SET TASK = Show all lines holding the string "SRMTID".

Data entries for graphics
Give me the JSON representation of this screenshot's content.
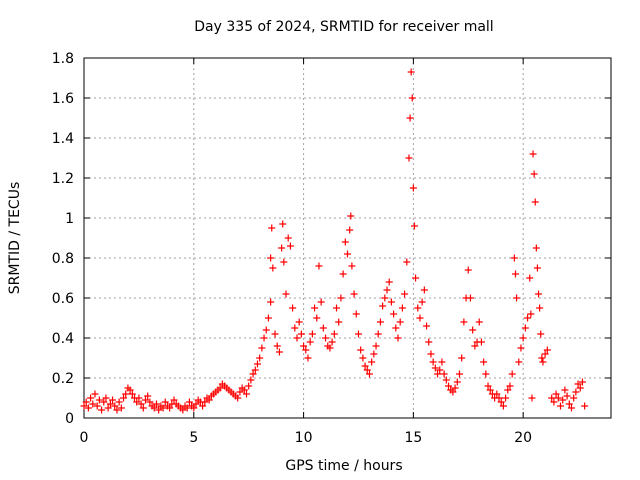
{
  "chart_data": {
    "type": "scatter",
    "title": "Day 335 of 2024, SRMTID for receiver mall",
    "xlabel": "GPS time / hours",
    "ylabel": "SRMTID / TECUs",
    "xlim": [
      0,
      24
    ],
    "ylim": [
      0,
      1.8
    ],
    "xticks": [
      0,
      5,
      10,
      15,
      20
    ],
    "yticks": [
      0,
      0.2,
      0.4,
      0.6,
      0.8,
      1,
      1.2,
      1.4,
      1.6,
      1.8
    ],
    "ytick_labels": [
      "0",
      "0.2",
      "0.4",
      "0.6",
      "0.8",
      "1",
      "1.2",
      "1.4",
      "1.6",
      "1.8"
    ],
    "grid": true,
    "marker": "+",
    "color": "#ff0000",
    "series": [
      {
        "name": "SRMTID",
        "points": [
          [
            0.0,
            0.06
          ],
          [
            0.1,
            0.08
          ],
          [
            0.2,
            0.05
          ],
          [
            0.3,
            0.1
          ],
          [
            0.4,
            0.07
          ],
          [
            0.5,
            0.12
          ],
          [
            0.6,
            0.06
          ],
          [
            0.7,
            0.09
          ],
          [
            0.8,
            0.04
          ],
          [
            0.9,
            0.08
          ],
          [
            1.0,
            0.1
          ],
          [
            1.1,
            0.05
          ],
          [
            1.2,
            0.07
          ],
          [
            1.3,
            0.09
          ],
          [
            1.4,
            0.06
          ],
          [
            1.5,
            0.04
          ],
          [
            1.6,
            0.08
          ],
          [
            1.7,
            0.05
          ],
          [
            1.8,
            0.1
          ],
          [
            1.9,
            0.12
          ],
          [
            2.0,
            0.15
          ],
          [
            2.1,
            0.14
          ],
          [
            2.2,
            0.12
          ],
          [
            2.3,
            0.1
          ],
          [
            2.4,
            0.08
          ],
          [
            2.5,
            0.1
          ],
          [
            2.6,
            0.07
          ],
          [
            2.7,
            0.05
          ],
          [
            2.8,
            0.09
          ],
          [
            2.9,
            0.11
          ],
          [
            3.0,
            0.08
          ],
          [
            3.1,
            0.06
          ],
          [
            3.2,
            0.05
          ],
          [
            3.3,
            0.07
          ],
          [
            3.4,
            0.04
          ],
          [
            3.5,
            0.06
          ],
          [
            3.6,
            0.05
          ],
          [
            3.7,
            0.08
          ],
          [
            3.8,
            0.06
          ],
          [
            3.9,
            0.05
          ],
          [
            4.0,
            0.07
          ],
          [
            4.1,
            0.09
          ],
          [
            4.2,
            0.07
          ],
          [
            4.3,
            0.06
          ],
          [
            4.4,
            0.05
          ],
          [
            4.5,
            0.04
          ],
          [
            4.6,
            0.06
          ],
          [
            4.7,
            0.05
          ],
          [
            4.8,
            0.08
          ],
          [
            4.9,
            0.06
          ],
          [
            5.0,
            0.05
          ],
          [
            5.1,
            0.07
          ],
          [
            5.2,
            0.09
          ],
          [
            5.3,
            0.08
          ],
          [
            5.4,
            0.06
          ],
          [
            5.5,
            0.08
          ],
          [
            5.6,
            0.1
          ],
          [
            5.7,
            0.09
          ],
          [
            5.8,
            0.11
          ],
          [
            5.9,
            0.12
          ],
          [
            6.0,
            0.13
          ],
          [
            6.1,
            0.14
          ],
          [
            6.2,
            0.15
          ],
          [
            6.3,
            0.17
          ],
          [
            6.4,
            0.16
          ],
          [
            6.5,
            0.15
          ],
          [
            6.6,
            0.14
          ],
          [
            6.7,
            0.13
          ],
          [
            6.8,
            0.12
          ],
          [
            6.9,
            0.11
          ],
          [
            7.0,
            0.1
          ],
          [
            7.1,
            0.13
          ],
          [
            7.2,
            0.15
          ],
          [
            7.3,
            0.14
          ],
          [
            7.4,
            0.12
          ],
          [
            7.5,
            0.16
          ],
          [
            7.6,
            0.19
          ],
          [
            7.7,
            0.22
          ],
          [
            7.8,
            0.24
          ],
          [
            7.9,
            0.27
          ],
          [
            8.0,
            0.3
          ],
          [
            8.1,
            0.35
          ],
          [
            8.2,
            0.4
          ],
          [
            8.3,
            0.44
          ],
          [
            8.4,
            0.5
          ],
          [
            8.5,
            0.58
          ],
          [
            8.5,
            0.8
          ],
          [
            8.55,
            0.95
          ],
          [
            8.6,
            0.75
          ],
          [
            8.7,
            0.42
          ],
          [
            8.8,
            0.36
          ],
          [
            8.9,
            0.33
          ],
          [
            9.0,
            0.85
          ],
          [
            9.05,
            0.97
          ],
          [
            9.1,
            0.78
          ],
          [
            9.2,
            0.62
          ],
          [
            9.3,
            0.9
          ],
          [
            9.4,
            0.86
          ],
          [
            9.5,
            0.55
          ],
          [
            9.6,
            0.45
          ],
          [
            9.7,
            0.4
          ],
          [
            9.8,
            0.48
          ],
          [
            9.9,
            0.42
          ],
          [
            10.0,
            0.36
          ],
          [
            10.1,
            0.34
          ],
          [
            10.2,
            0.3
          ],
          [
            10.3,
            0.38
          ],
          [
            10.4,
            0.42
          ],
          [
            10.5,
            0.55
          ],
          [
            10.6,
            0.5
          ],
          [
            10.7,
            0.76
          ],
          [
            10.8,
            0.58
          ],
          [
            10.9,
            0.45
          ],
          [
            11.0,
            0.4
          ],
          [
            11.1,
            0.36
          ],
          [
            11.2,
            0.35
          ],
          [
            11.3,
            0.38
          ],
          [
            11.4,
            0.42
          ],
          [
            11.5,
            0.55
          ],
          [
            11.6,
            0.48
          ],
          [
            11.7,
            0.6
          ],
          [
            11.8,
            0.72
          ],
          [
            11.9,
            0.88
          ],
          [
            12.0,
            0.82
          ],
          [
            12.1,
            0.94
          ],
          [
            12.15,
            1.01
          ],
          [
            12.2,
            0.76
          ],
          [
            12.3,
            0.62
          ],
          [
            12.4,
            0.52
          ],
          [
            12.5,
            0.42
          ],
          [
            12.6,
            0.34
          ],
          [
            12.7,
            0.3
          ],
          [
            12.8,
            0.26
          ],
          [
            12.9,
            0.24
          ],
          [
            13.0,
            0.22
          ],
          [
            13.1,
            0.28
          ],
          [
            13.2,
            0.32
          ],
          [
            13.3,
            0.36
          ],
          [
            13.4,
            0.42
          ],
          [
            13.5,
            0.48
          ],
          [
            13.6,
            0.56
          ],
          [
            13.7,
            0.6
          ],
          [
            13.8,
            0.64
          ],
          [
            13.9,
            0.68
          ],
          [
            14.0,
            0.58
          ],
          [
            14.1,
            0.52
          ],
          [
            14.2,
            0.45
          ],
          [
            14.3,
            0.4
          ],
          [
            14.4,
            0.48
          ],
          [
            14.5,
            0.55
          ],
          [
            14.6,
            0.62
          ],
          [
            14.7,
            0.78
          ],
          [
            14.8,
            1.3
          ],
          [
            14.85,
            1.5
          ],
          [
            14.9,
            1.73
          ],
          [
            14.95,
            1.6
          ],
          [
            15.0,
            1.15
          ],
          [
            15.05,
            0.96
          ],
          [
            15.1,
            0.7
          ],
          [
            15.2,
            0.55
          ],
          [
            15.3,
            0.5
          ],
          [
            15.4,
            0.58
          ],
          [
            15.5,
            0.64
          ],
          [
            15.6,
            0.46
          ],
          [
            15.7,
            0.38
          ],
          [
            15.8,
            0.32
          ],
          [
            15.9,
            0.28
          ],
          [
            16.0,
            0.25
          ],
          [
            16.1,
            0.22
          ],
          [
            16.2,
            0.24
          ],
          [
            16.3,
            0.28
          ],
          [
            16.4,
            0.22
          ],
          [
            16.5,
            0.19
          ],
          [
            16.6,
            0.16
          ],
          [
            16.7,
            0.14
          ],
          [
            16.8,
            0.13
          ],
          [
            16.9,
            0.15
          ],
          [
            17.0,
            0.18
          ],
          [
            17.1,
            0.22
          ],
          [
            17.2,
            0.3
          ],
          [
            17.3,
            0.48
          ],
          [
            17.4,
            0.6
          ],
          [
            17.5,
            0.74
          ],
          [
            17.6,
            0.6
          ],
          [
            17.7,
            0.44
          ],
          [
            17.8,
            0.36
          ],
          [
            17.9,
            0.38
          ],
          [
            18.0,
            0.48
          ],
          [
            18.1,
            0.38
          ],
          [
            18.2,
            0.28
          ],
          [
            18.3,
            0.22
          ],
          [
            18.4,
            0.16
          ],
          [
            18.5,
            0.14
          ],
          [
            18.6,
            0.12
          ],
          [
            18.7,
            0.1
          ],
          [
            18.8,
            0.12
          ],
          [
            18.9,
            0.1
          ],
          [
            19.0,
            0.08
          ],
          [
            19.1,
            0.06
          ],
          [
            19.2,
            0.1
          ],
          [
            19.3,
            0.14
          ],
          [
            19.4,
            0.16
          ],
          [
            19.5,
            0.22
          ],
          [
            19.6,
            0.8
          ],
          [
            19.65,
            0.72
          ],
          [
            19.7,
            0.6
          ],
          [
            19.8,
            0.28
          ],
          [
            19.9,
            0.35
          ],
          [
            20.0,
            0.4
          ],
          [
            20.1,
            0.45
          ],
          [
            20.2,
            0.5
          ],
          [
            20.3,
            0.7
          ],
          [
            20.35,
            0.52
          ],
          [
            20.4,
            0.1
          ],
          [
            20.45,
            1.32
          ],
          [
            20.5,
            1.22
          ],
          [
            20.55,
            1.08
          ],
          [
            20.6,
            0.85
          ],
          [
            20.65,
            0.75
          ],
          [
            20.7,
            0.62
          ],
          [
            20.75,
            0.55
          ],
          [
            20.8,
            0.42
          ],
          [
            20.85,
            0.3
          ],
          [
            20.9,
            0.28
          ],
          [
            21.0,
            0.32
          ],
          [
            21.1,
            0.34
          ],
          [
            21.3,
            0.1
          ],
          [
            21.4,
            0.08
          ],
          [
            21.5,
            0.12
          ],
          [
            21.6,
            0.1
          ],
          [
            21.7,
            0.06
          ],
          [
            21.8,
            0.09
          ],
          [
            21.9,
            0.14
          ],
          [
            22.0,
            0.11
          ],
          [
            22.1,
            0.07
          ],
          [
            22.2,
            0.05
          ],
          [
            22.3,
            0.1
          ],
          [
            22.4,
            0.13
          ],
          [
            22.5,
            0.17
          ],
          [
            22.6,
            0.15
          ],
          [
            22.7,
            0.18
          ],
          [
            22.8,
            0.06
          ]
        ]
      }
    ]
  }
}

CORRECT RESULT =
    "title": "Day 335 of 2024, SRMTID for receiver mall",
    "ylabel": "SRMTID / TECUs",
        "name": "SRMTID",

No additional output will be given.